● **WHAT THE TASK ASKS**
Format the records from the beginning through the line containing "text-button[interactable]: A bbox=[592, 2, 612, 22]" as a JSON list of strings, with one string per line and no blank lines.

|---|

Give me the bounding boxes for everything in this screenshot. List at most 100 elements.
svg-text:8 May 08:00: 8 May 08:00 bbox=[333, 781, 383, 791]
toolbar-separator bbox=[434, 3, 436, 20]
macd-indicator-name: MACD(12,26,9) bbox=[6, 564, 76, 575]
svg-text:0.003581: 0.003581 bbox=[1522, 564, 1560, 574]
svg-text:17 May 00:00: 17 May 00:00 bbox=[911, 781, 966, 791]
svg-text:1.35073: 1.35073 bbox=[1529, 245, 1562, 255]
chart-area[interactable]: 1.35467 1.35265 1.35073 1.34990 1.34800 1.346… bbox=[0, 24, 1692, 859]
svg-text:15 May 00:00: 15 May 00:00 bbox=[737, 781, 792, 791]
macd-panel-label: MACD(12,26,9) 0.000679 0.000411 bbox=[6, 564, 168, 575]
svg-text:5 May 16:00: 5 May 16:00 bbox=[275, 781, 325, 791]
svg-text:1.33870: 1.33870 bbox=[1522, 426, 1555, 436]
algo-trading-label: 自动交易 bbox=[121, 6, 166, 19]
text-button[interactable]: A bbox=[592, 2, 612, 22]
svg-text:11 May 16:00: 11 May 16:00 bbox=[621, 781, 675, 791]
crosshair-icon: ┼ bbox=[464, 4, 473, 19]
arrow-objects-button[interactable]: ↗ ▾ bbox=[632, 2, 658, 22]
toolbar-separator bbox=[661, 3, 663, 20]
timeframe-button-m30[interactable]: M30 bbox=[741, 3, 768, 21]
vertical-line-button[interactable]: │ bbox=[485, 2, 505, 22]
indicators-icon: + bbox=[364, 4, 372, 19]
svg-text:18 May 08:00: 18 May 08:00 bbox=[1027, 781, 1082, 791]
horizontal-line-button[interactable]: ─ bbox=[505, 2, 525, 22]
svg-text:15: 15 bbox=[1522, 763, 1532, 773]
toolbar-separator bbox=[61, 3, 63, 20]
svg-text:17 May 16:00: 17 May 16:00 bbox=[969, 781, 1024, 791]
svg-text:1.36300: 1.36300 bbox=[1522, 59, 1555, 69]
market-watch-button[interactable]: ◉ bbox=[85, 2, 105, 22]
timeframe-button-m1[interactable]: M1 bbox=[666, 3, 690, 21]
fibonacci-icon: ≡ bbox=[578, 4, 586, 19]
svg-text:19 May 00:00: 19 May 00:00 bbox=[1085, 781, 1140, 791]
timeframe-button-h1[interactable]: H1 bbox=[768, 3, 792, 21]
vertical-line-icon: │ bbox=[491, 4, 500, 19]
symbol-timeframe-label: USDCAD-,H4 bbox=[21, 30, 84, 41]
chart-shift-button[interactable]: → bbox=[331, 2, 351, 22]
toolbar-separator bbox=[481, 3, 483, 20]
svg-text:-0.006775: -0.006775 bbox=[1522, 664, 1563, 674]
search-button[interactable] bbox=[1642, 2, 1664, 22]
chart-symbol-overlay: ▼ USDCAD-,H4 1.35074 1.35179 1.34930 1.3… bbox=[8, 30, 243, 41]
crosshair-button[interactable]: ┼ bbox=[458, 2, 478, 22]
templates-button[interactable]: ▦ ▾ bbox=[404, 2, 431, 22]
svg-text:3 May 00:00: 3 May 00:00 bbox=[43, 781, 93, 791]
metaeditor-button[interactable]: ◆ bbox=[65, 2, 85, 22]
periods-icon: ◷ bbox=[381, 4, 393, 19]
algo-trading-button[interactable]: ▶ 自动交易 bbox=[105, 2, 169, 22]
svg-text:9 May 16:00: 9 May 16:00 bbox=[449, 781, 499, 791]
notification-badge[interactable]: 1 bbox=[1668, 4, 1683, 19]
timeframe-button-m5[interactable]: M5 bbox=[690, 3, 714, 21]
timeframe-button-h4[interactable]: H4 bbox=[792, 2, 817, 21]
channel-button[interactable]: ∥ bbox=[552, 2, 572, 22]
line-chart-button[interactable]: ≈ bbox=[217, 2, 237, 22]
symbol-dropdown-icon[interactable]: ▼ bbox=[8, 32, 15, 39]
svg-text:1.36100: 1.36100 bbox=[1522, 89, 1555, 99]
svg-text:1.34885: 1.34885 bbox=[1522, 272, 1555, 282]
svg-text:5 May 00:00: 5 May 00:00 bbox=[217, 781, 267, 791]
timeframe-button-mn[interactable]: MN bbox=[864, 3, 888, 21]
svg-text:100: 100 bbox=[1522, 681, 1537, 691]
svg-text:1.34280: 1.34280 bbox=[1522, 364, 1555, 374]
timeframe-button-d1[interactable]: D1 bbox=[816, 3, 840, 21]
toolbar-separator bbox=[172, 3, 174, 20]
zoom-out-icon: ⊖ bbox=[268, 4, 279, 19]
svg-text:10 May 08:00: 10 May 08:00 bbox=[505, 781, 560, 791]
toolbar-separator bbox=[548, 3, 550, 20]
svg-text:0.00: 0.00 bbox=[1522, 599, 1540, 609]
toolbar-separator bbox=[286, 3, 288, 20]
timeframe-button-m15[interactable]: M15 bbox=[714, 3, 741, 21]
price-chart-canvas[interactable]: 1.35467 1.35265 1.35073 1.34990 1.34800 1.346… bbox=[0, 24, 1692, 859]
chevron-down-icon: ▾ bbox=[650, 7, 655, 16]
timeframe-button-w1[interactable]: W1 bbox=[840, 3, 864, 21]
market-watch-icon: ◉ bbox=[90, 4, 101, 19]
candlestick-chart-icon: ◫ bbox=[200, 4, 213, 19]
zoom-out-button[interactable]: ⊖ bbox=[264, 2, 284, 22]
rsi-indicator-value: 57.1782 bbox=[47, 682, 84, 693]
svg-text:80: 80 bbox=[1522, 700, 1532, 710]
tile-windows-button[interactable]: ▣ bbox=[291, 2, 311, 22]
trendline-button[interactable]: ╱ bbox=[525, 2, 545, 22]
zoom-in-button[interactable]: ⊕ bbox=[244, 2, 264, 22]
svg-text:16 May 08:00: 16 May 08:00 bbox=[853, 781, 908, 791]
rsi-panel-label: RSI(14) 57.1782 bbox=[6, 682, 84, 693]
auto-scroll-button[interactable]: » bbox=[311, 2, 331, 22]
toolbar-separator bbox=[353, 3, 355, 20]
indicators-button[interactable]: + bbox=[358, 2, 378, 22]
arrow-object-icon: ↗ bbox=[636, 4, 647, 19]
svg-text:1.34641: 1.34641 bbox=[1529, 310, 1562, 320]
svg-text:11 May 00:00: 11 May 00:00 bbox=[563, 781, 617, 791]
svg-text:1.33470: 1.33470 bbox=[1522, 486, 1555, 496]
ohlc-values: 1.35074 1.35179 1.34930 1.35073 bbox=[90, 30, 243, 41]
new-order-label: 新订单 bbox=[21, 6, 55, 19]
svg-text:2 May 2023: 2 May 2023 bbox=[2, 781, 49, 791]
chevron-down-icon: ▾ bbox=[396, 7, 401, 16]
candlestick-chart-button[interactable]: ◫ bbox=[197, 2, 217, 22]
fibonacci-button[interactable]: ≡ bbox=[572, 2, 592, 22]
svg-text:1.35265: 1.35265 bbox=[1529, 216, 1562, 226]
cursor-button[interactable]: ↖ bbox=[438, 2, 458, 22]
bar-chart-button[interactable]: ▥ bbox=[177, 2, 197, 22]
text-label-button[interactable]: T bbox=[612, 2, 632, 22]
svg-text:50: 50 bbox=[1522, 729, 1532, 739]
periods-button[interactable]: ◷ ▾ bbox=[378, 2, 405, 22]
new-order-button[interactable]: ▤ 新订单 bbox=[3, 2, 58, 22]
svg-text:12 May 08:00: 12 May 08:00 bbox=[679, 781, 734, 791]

|---|

● **FINISHED EXERCISE**
[
  "Give me the bounding boxes for everything in this screenshot. List at most 100 elements.",
  "svg-text:8 May 08:00: 8 May 08:00 bbox=[333, 781, 383, 791]",
  "toolbar-separator bbox=[434, 3, 436, 20]",
  "macd-indicator-name: MACD(12,26,9) bbox=[6, 564, 76, 575]",
  "svg-text:0.003581: 0.003581 bbox=[1522, 564, 1560, 574]",
  "svg-text:17 May 00:00: 17 May 00:00 bbox=[911, 781, 966, 791]",
  "svg-text:1.35073: 1.35073 bbox=[1529, 245, 1562, 255]",
  "chart-area[interactable]: 1.35467 1.35265 1.35073 1.34990 1.34800 1.346… bbox=[0, 24, 1692, 859]",
  "svg-text:15 May 00:00: 15 May 00:00 bbox=[737, 781, 792, 791]",
  "macd-panel-label: MACD(12,26,9) 0.000679 0.000411 bbox=[6, 564, 168, 575]",
  "svg-text:5 May 16:00: 5 May 16:00 bbox=[275, 781, 325, 791]",
  "svg-text:1.33870: 1.33870 bbox=[1522, 426, 1555, 436]",
  "algo-trading-label: 自动交易 bbox=[121, 6, 166, 19]",
  "text-button[interactable]: A bbox=[592, 2, 612, 22]"
]